▶ [Requirements]: State the number of lines that contain "اطلاعات", with no other text.

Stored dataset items

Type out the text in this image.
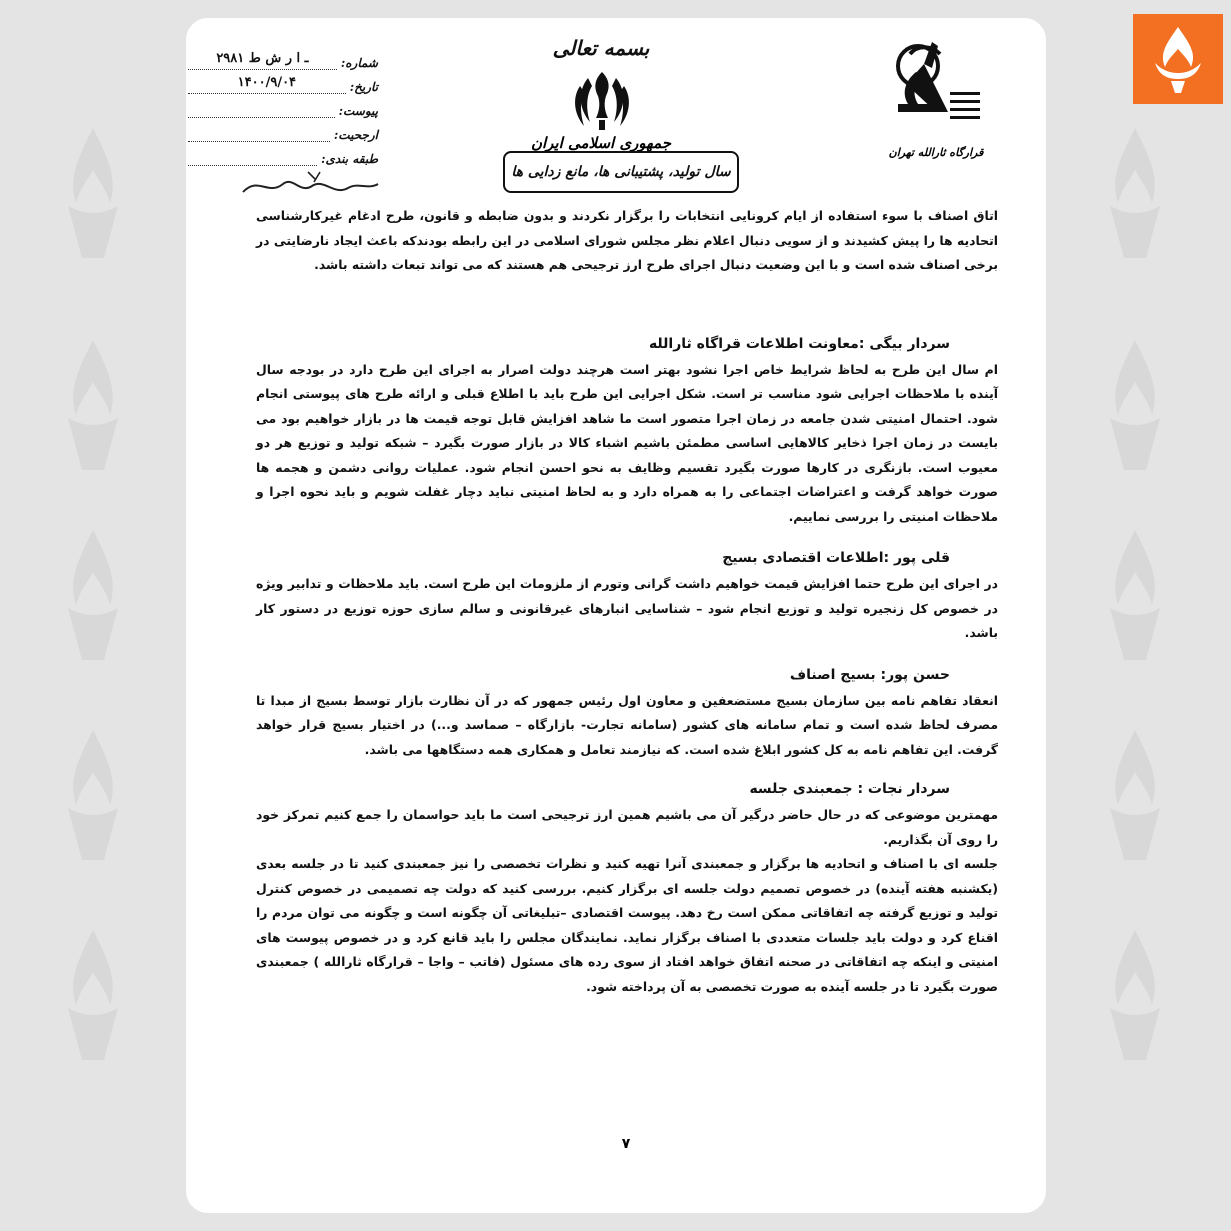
شماره:
۲۹۸۱ ـ ا ر ش ط
تاریخ:
۱۴۰۰/۹/۰۴
پیوست:
ارجحیت:
طبقه بندی:
بسمه تعالی
جمهوری اسلامی ایران
سال تولید، پشتیبانی ها، مانع زدایی ها
قرارگاه ثارالله تهران

اتاق اصناف با سوء استفاده از ایام کرونایی انتخابات را برگزار نکردند و بدون ضابطه و قانون، طرح ادغام غیرکارشناسی اتحادیه ها را پیش کشیدند و از سویی دنبال اعلام نظر مجلس شورای اسلامی در این رابطه بودندکه باعث ایجاد نارضایتی در برخی اصناف شده است و با این وضعیت دنبال اجرای طرح ارز ترجیحی هم هستند که می تواند تبعات داشته باشد.

سردار بیگی :معاونت اطلاعات قراگاه ثارالله

ام سال این طرح به لحاظ شرایط خاص اجرا نشود بهتر است هرچند دولت اصرار به اجرای این طرح دارد در بودجه سال آینده با ملاحظات اجرایی شود مناسب تر است. شکل اجرایی این طرح باید با اطلاع قبلی و ارائه طرح های پیوستی انجام شود. احتمال امنیتی شدن جامعه در زمان اجرا متصور است ما شاهد افزایش قابل توجه قیمت ها در بازار خواهیم بود می بایست در زمان اجرا ذخایر کالاهایی اساسی مطمئن باشیم اشباء کالا در بازار صورت بگیرد – شبکه تولید و توزیع هر دو معیوب است. بازنگری در کارها صورت بگیرد تقسیم وظایف به نحو احسن انجام شود. عملیات روانی دشمن و هجمه ها صورت خواهد گرفت و اعتراضات اجتماعی را به همراه دارد و به لحاظ امنیتی نباید دچار غفلت شویم و باید نحوه اجرا و ملاحظات امنیتی را بررسی نماییم.

قلی پور :اطلاعات اقتصادی بسیج

در اجرای این طرح حتما افزایش قیمت خواهیم داشت گرانی وتورم از ملزومات این طرح است. باید ملاحظات و تدابیر ویژه در خصوص کل زنجیره تولید و توزیع انجام شود – شناسایی انبارهای غیرقانونی و سالم سازی حوزه توزیع در دستور کار باشد.

حسن پور: بسیج اصناف

انعقاد تفاهم نامه بین سازمان بسیج مستضعفین و معاون اول رئیس جمهور که در آن نظارت بازار توسط بسیج از مبدا تا مصرف لحاظ شده است و تمام سامانه های کشور (سامانه تجارت- بازارگاه – صماسد و...) در اختیار بسیج قرار خواهد گرفت. این تفاهم نامه به کل کشور ابلاغ شده است. که نیازمند تعامل و همکاری همه دستگاهها می باشد.

سردار نجات : جمعبندی جلسه

مهمترین موضوعی که در حال حاضر درگیر آن می باشیم همین ارز ترجیحی است ما باید حواسمان را جمع کنیم تمرکز خود را روی آن بگذاریم.

جلسه ای با اصناف و اتحادیه ها برگزار و جمعبندی آنرا تهیه کنید و نظرات تخصصی را نیز جمعبندی کنید تا در جلسه بعدی (یکشنبه هفته آینده) در خصوص تصمیم دولت جلسه ای برگزار کنیم. بررسی کنید که دولت چه تصمیمی در خصوص کنترل تولید و توزیع گرفته چه اتفاقاتی ممکن است رخ دهد. پیوست اقتصادی –تبلیغاتی آن چگونه است و چگونه می توان مردم را اقناع کرد و دولت باید جلسات متعددی با اصناف برگزار نماید. نمایندگان مجلس را باید قانع کرد و در خصوص پیوست های امنیتی و اینکه چه اتفاقاتی در صحنه اتفاق خواهد افتاد از سوی رده های مسئول (فاتب – واجا – قرارگاه ثارالله ) جمعبندی صورت بگیرد تا در جلسه آینده به صورت تخصصی به آن پرداخته شود.

۷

▶ [Response]: 2